---------- Excerpted records ----------

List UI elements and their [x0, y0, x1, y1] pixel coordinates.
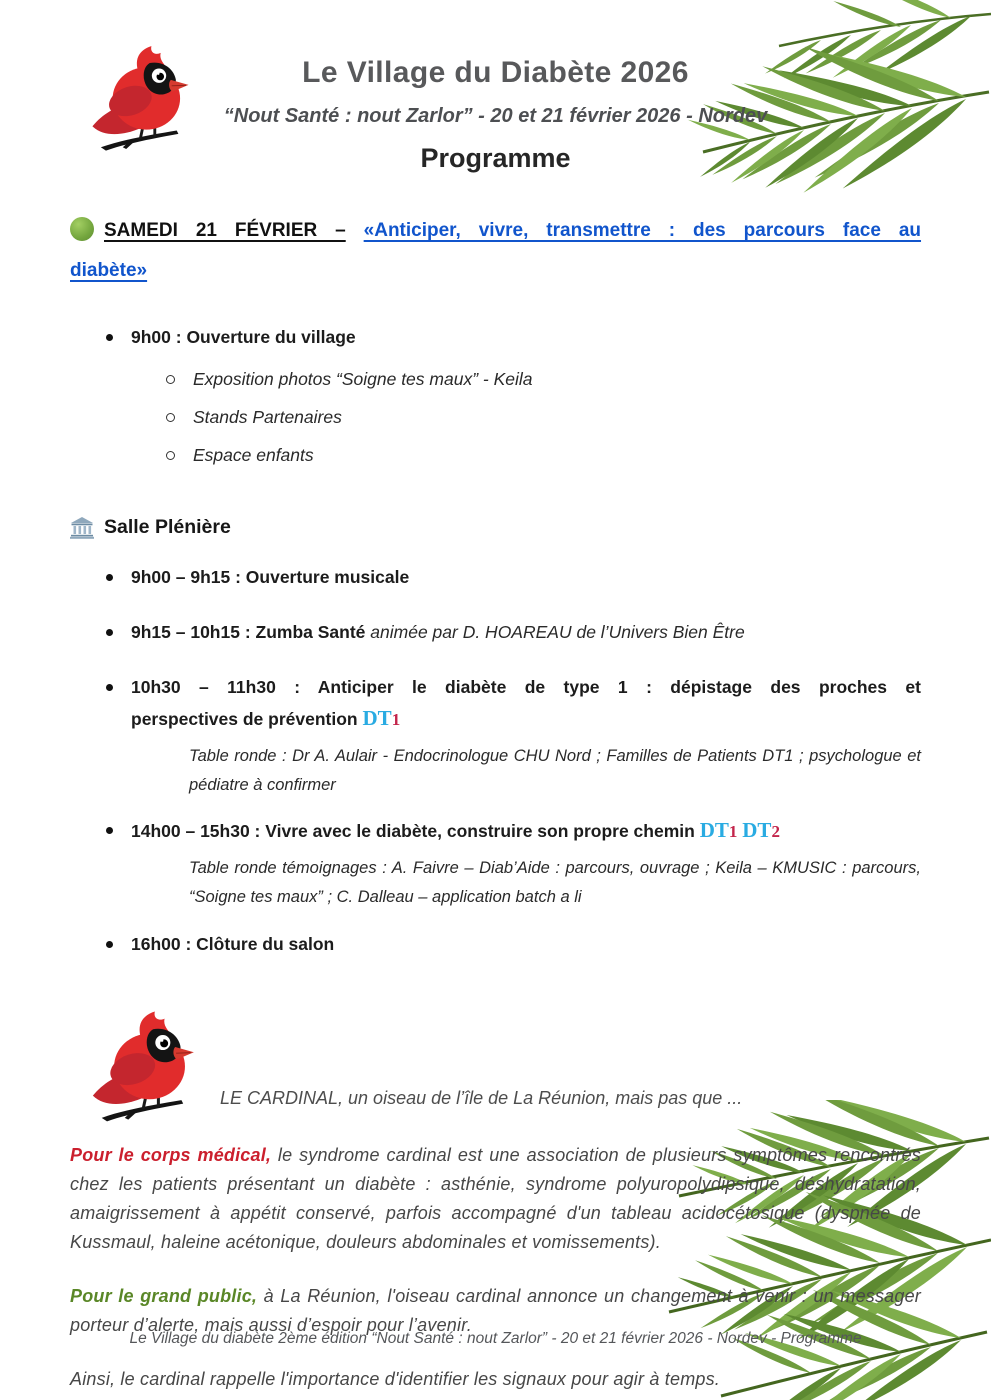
event-title: 14h00 – 15h30 : Vivre avec le diabète, construire son propre chemin: [131, 821, 695, 841]
cardinal-caption: LE CARDINAL, un oiseau de l’île de La Réunion, mais pas que ...: [220, 1088, 743, 1108]
event-vivre-diabete: [70, 818, 921, 912]
lead-corps-medical: Pour le corps médical,: [70, 1145, 272, 1165]
opening-sub-item: Exposition photos “Soigne tes maux” - Keila: [193, 369, 533, 389]
venue-heading: [70, 516, 921, 539]
paragraph-corps-medical: [70, 1141, 921, 1257]
saturday-section-heading: [70, 211, 921, 291]
hollow-bullet-icon: [166, 413, 175, 422]
opening-sub-item: Espace enfants: [193, 445, 314, 465]
paragraph-text: à La Réunion, l'oiseau cardinal annonce un changement à venir : un messager porteur d’alerte, mais aussi d’espoir pour l’avenir.: [70, 1286, 922, 1335]
dt2-badge: DT2: [742, 818, 780, 842]
green-circle-icon: [70, 217, 94, 241]
bullet-icon: [106, 941, 113, 948]
lead-grand-public: Pour le grand public,: [70, 1286, 258, 1306]
bullet-icon: [106, 684, 113, 691]
event-title: 9h15 – 10h15 : Zumba Santé: [131, 622, 366, 642]
dt1-badge: DT1: [362, 706, 401, 730]
cardinal-bird-icon: [84, 1009, 208, 1123]
bullet-icon: [106, 827, 113, 834]
cardinal-logo-icon: [84, 44, 202, 152]
saturday-theme-link-continued[interactable]: diabète»: [70, 260, 148, 281]
saturday-theme-link[interactable]: «Anticiper, vivre, transmettre : des parcours face au: [363, 220, 922, 241]
event-ouverture-musicale: [70, 565, 921, 590]
event-title: 9h00 – 9h15 : Ouverture musicale: [131, 567, 410, 587]
event-cloture: [70, 932, 921, 957]
page-title: Le Village du Diabète 2026: [302, 56, 689, 89]
dt1-badge: DT1: [699, 818, 738, 842]
paragraph-text: le syndrome cardinal est une association de plusieurs symptômes rencontrés chez les patients présentant un diabète : asthénie, syndrome polyuropolydipsique, déshydratation, amaigrissement à appétit conservé, parfois accompagné d'un tableau acidocétosique (dyspnée de Kussmaul, haleine acétonique, douleurs abdominales et vomissements).: [70, 1145, 921, 1252]
hollow-bullet-icon: [166, 375, 175, 384]
event-subtitle: “Nout Santé : nout Zarlor” - 20 et 21 février 2026 - Nordev: [223, 105, 768, 127]
event-anticiper-dt1: [70, 675, 921, 800]
event-zumba: [70, 620, 921, 645]
opening-sub-item: Stands Partenaires: [193, 407, 342, 427]
hollow-bullet-icon: [166, 451, 175, 460]
list-item-opening: [70, 325, 921, 350]
page-footer: Le Village du diabète 2ème édition “Nout Santé : nout Zarlor” - 20 et 21 février 2026 - Nordev - Programme: [129, 1330, 862, 1347]
event-animator: animée par D. HOAREAU de l’Univers Bien Être: [370, 622, 745, 642]
list-item-stands: [70, 405, 921, 430]
event-title-line2: perspectives de prévention: [131, 709, 358, 729]
bullet-icon: [106, 629, 113, 636]
classical-building-icon: [70, 517, 94, 539]
venue-title: Salle Plénière: [104, 516, 231, 538]
opening-title: 9h00 : Ouverture du village: [131, 327, 356, 347]
cardinal-section: [70, 1009, 921, 1123]
event-detail: Table ronde témoignages : A. Faivre – Diab’Aide : parcours, ouvrage ; Keila – KMUSIC : parcours, “Soigne tes maux” ; C. Dalleau – application batch a li: [189, 859, 921, 906]
event-detail: Table ronde : Dr A. Aulair - Endocrinologue CHU Nord ; Familles de Patients DT1 ; psychologue et pédiatre à confirmer: [189, 747, 921, 794]
bullet-icon: [106, 334, 113, 341]
bullet-icon: [106, 574, 113, 581]
event-title-line1: 10h30 – 11h30 : Anticiper le diabète de type 1 : dépistage des proches et: [131, 677, 921, 697]
programme-heading: Programme: [420, 143, 571, 173]
saturday-date-label: SAMEDI 21 FÉVRIER –: [104, 220, 346, 241]
list-item-enfants: [70, 443, 921, 468]
paragraph-closing: Ainsi, le cardinal rappelle l'importance d'identifier les signaux pour agir à temps.: [70, 1369, 720, 1389]
document-header: [70, 0, 921, 174]
list-item-expo: [70, 367, 921, 392]
event-title: 16h00 : Clôture du salon: [131, 934, 335, 954]
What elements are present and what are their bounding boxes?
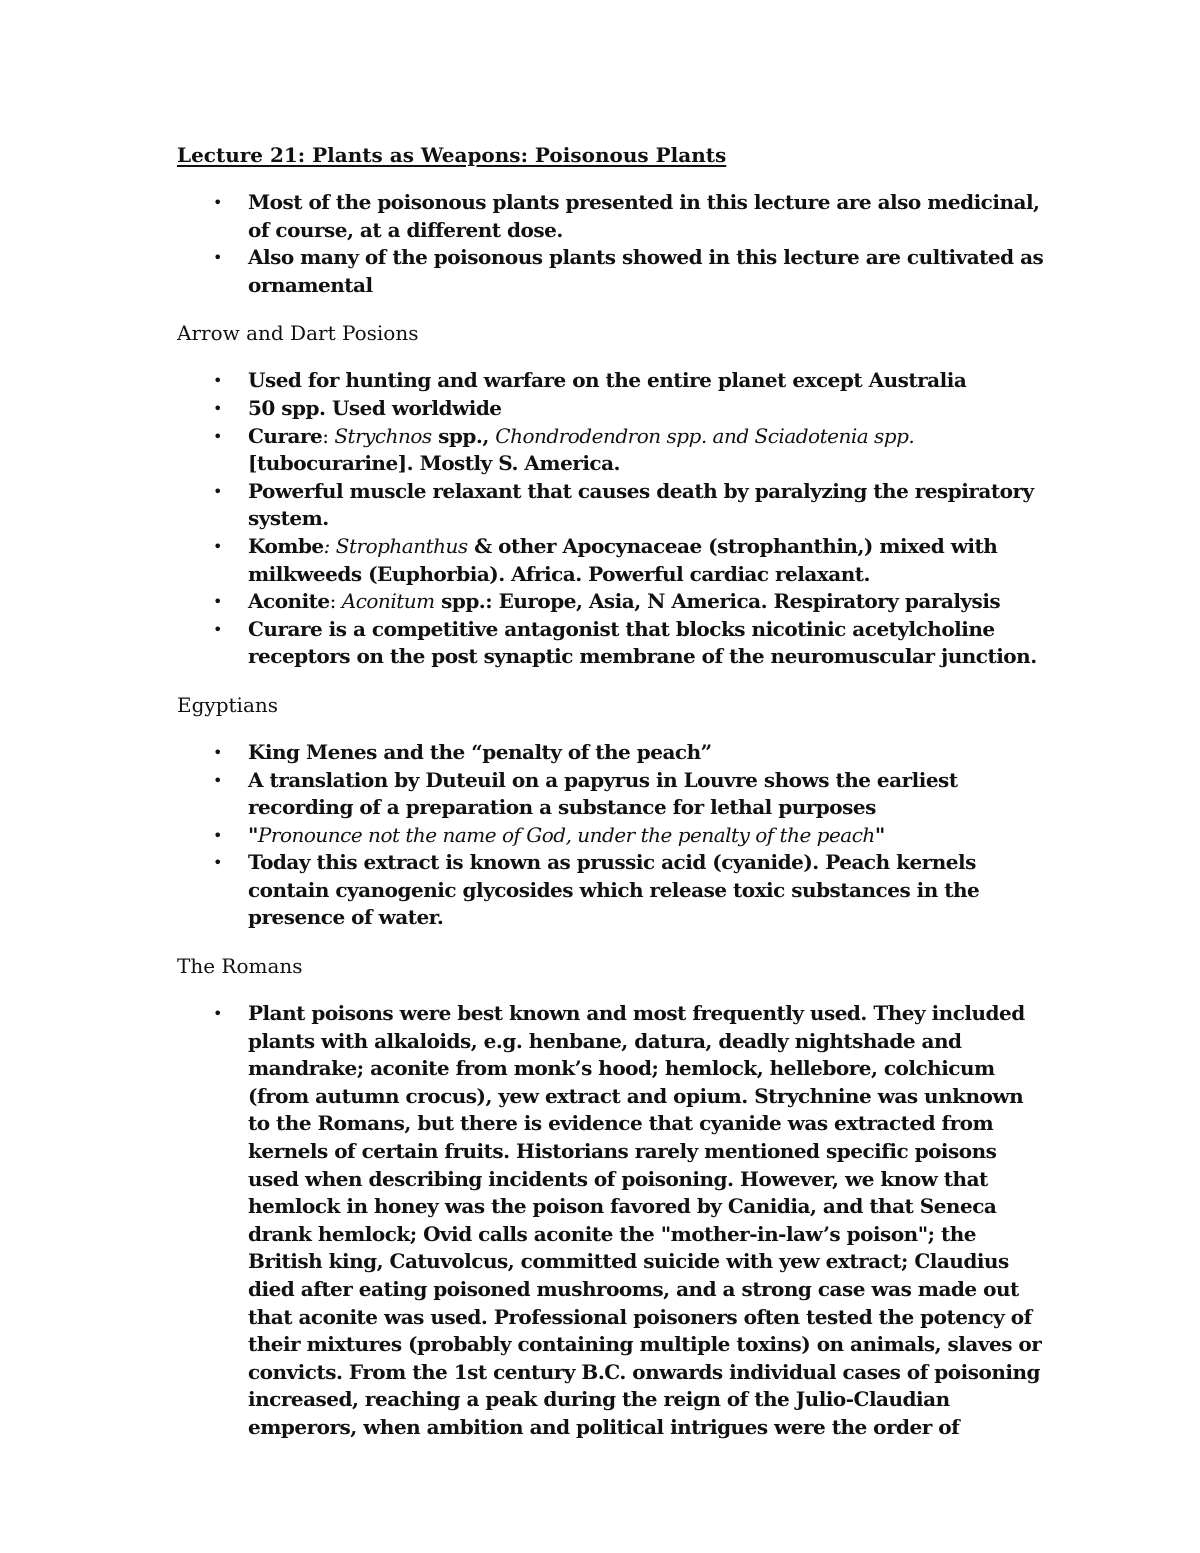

----------

● **Task requirements**:
Among the records, count every line where "musicale" appears. Reply with the total alone.

● **Your response**:
2